Exercise aim — Wherever the string "sagittis" appears in a line, extract that line.

Working data —
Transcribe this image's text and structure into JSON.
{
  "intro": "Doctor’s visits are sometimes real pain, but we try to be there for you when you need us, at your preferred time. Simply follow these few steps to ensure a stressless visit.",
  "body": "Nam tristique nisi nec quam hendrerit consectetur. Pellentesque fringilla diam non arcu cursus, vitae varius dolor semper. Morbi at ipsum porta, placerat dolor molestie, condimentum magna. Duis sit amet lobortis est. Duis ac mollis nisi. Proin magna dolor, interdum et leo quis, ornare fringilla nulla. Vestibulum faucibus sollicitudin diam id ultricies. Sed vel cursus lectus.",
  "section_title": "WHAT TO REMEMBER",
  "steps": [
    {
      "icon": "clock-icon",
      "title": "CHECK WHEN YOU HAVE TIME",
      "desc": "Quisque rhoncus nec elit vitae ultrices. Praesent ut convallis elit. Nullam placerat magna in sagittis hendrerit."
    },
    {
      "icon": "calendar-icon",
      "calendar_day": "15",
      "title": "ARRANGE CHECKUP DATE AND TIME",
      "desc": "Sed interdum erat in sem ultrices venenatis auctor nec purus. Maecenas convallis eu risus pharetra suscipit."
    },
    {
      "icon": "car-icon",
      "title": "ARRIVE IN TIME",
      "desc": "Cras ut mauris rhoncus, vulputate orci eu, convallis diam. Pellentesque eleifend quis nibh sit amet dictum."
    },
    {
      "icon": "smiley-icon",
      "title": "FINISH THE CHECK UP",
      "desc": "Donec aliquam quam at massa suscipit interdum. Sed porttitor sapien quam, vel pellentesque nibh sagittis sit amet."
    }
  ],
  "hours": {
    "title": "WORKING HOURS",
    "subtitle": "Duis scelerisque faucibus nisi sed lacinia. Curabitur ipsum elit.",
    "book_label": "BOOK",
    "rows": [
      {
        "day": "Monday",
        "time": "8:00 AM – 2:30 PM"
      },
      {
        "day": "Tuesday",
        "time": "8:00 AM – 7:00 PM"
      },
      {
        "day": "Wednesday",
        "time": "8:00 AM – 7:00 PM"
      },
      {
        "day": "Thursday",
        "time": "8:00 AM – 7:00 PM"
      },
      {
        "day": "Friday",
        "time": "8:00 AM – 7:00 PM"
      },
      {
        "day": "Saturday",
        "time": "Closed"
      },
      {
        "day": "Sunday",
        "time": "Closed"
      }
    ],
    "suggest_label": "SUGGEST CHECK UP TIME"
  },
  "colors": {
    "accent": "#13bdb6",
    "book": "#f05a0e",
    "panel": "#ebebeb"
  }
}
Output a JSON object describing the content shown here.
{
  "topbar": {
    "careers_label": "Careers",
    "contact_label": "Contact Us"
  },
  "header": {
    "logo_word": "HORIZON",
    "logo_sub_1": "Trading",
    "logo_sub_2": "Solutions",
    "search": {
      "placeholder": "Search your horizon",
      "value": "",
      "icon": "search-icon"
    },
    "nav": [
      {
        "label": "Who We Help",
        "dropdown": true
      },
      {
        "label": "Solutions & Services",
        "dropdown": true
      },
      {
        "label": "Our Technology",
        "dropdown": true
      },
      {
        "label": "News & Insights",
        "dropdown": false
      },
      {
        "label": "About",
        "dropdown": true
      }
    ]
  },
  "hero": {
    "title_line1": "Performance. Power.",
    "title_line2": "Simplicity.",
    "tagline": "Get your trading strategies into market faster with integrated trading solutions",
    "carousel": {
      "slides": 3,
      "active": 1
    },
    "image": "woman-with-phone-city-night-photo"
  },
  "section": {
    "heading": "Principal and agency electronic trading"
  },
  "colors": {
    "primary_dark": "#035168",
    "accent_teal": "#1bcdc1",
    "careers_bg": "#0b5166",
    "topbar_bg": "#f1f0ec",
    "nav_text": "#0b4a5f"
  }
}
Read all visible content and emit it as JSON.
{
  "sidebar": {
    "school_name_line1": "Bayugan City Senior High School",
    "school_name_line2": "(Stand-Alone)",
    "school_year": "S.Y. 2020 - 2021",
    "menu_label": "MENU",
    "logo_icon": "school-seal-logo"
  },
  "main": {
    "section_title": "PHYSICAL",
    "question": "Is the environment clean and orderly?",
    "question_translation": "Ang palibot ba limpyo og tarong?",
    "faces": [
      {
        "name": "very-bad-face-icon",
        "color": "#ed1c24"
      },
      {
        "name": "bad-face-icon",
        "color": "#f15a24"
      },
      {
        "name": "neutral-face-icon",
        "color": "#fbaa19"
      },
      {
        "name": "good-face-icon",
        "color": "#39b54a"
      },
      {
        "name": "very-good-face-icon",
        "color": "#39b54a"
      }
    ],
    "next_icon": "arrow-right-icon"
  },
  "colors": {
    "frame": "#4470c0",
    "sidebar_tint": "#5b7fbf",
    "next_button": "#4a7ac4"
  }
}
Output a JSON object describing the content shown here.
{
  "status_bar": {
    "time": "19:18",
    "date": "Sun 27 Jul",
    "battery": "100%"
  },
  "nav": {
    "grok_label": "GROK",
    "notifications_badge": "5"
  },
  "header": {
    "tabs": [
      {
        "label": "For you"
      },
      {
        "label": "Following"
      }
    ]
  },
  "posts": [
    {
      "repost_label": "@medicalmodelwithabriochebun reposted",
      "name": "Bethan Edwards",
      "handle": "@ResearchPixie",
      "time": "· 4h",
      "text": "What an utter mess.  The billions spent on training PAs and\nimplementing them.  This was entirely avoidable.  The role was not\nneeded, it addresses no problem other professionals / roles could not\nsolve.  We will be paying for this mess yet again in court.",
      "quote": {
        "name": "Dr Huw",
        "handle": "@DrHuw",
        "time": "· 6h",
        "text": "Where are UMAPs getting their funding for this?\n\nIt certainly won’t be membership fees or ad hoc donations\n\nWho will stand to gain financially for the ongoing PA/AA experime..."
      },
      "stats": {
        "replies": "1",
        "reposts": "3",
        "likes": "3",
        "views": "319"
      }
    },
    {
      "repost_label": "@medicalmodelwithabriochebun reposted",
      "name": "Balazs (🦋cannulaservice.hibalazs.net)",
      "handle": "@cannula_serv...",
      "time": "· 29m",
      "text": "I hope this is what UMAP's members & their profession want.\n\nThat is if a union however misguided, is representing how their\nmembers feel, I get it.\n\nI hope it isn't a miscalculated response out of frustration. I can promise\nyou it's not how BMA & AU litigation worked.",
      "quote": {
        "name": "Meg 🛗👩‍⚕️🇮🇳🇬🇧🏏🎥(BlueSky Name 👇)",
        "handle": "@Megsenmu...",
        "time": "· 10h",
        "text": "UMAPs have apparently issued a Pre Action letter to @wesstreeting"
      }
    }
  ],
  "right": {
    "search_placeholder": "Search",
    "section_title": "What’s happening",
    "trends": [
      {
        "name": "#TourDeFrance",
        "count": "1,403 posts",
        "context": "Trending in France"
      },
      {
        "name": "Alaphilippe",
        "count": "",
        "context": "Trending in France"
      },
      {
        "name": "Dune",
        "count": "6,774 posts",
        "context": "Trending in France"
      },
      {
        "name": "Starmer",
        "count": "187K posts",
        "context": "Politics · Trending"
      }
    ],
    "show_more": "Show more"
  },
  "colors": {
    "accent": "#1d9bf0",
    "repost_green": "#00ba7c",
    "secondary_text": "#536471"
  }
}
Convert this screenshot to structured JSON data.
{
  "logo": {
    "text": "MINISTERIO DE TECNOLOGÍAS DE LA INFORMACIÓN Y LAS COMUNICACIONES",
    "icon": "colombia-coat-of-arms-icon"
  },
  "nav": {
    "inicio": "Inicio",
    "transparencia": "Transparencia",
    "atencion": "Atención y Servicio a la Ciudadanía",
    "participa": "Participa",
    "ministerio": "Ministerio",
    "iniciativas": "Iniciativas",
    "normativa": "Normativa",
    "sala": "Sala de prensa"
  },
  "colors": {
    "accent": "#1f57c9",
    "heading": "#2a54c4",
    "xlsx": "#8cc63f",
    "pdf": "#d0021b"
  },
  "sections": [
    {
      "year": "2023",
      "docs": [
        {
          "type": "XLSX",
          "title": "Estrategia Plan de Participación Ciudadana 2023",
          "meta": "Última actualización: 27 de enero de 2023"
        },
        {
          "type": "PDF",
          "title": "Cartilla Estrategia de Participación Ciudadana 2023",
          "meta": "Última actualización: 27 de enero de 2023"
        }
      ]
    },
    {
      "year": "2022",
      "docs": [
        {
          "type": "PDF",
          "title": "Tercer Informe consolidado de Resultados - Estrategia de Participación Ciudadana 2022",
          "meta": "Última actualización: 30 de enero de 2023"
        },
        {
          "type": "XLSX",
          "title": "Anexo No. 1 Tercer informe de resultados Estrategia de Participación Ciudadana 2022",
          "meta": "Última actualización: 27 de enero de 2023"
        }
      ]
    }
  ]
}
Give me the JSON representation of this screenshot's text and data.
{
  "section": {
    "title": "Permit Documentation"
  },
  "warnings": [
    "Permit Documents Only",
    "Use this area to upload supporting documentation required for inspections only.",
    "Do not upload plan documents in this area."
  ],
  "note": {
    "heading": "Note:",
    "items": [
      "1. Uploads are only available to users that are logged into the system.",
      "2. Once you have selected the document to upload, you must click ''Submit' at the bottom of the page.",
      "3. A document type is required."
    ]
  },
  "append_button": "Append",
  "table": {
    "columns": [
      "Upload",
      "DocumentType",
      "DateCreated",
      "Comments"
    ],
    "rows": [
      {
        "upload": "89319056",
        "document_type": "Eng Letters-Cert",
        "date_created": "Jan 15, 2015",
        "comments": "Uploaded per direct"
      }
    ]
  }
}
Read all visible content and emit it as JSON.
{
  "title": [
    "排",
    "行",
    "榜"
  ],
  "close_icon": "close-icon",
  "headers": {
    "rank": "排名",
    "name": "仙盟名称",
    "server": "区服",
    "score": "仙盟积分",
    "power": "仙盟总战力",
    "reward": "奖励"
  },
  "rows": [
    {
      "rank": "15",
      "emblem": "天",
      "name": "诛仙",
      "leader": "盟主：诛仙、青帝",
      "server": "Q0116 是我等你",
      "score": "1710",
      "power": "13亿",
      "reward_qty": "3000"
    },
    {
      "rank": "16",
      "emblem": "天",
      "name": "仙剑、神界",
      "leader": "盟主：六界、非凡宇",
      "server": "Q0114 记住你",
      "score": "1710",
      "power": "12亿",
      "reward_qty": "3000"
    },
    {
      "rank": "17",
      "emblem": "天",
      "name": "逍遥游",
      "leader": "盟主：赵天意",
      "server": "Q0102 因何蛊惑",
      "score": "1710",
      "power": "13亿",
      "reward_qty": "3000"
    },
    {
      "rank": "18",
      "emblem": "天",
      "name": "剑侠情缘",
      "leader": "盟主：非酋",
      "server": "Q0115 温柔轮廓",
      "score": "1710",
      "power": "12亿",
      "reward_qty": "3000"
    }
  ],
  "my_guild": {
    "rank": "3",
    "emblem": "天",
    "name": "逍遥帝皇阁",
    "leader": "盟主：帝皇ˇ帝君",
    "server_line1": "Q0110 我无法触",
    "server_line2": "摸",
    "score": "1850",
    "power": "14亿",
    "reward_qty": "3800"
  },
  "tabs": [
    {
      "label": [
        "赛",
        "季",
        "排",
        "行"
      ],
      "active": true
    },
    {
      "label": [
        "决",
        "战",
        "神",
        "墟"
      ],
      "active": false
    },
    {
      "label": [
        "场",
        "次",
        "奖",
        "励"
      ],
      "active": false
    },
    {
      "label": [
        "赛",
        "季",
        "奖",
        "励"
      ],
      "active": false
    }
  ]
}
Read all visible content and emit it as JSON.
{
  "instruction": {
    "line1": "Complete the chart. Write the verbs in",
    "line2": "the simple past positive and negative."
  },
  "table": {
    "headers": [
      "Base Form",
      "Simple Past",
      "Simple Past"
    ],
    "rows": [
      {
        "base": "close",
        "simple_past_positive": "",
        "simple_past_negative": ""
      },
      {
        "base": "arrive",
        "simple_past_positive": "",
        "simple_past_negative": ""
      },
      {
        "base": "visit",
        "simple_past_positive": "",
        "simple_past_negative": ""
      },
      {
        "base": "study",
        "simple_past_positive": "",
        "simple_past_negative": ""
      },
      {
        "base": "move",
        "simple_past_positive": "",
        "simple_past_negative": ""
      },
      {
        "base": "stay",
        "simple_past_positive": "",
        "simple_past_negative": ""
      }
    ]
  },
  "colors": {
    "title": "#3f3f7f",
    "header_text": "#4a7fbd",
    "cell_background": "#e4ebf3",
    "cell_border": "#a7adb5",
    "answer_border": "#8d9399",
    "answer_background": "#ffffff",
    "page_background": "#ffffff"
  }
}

Full answer —
      "desc": "Quisque rhoncus nec elit vitae ultrices. Praesent ut convallis elit. Nullam placerat magna in sagittis hendrerit."
      "desc": "Donec aliquam quam at massa suscipit interdum. Sed porttitor sapien quam, vel pellentesque nibh sagittis sit amet."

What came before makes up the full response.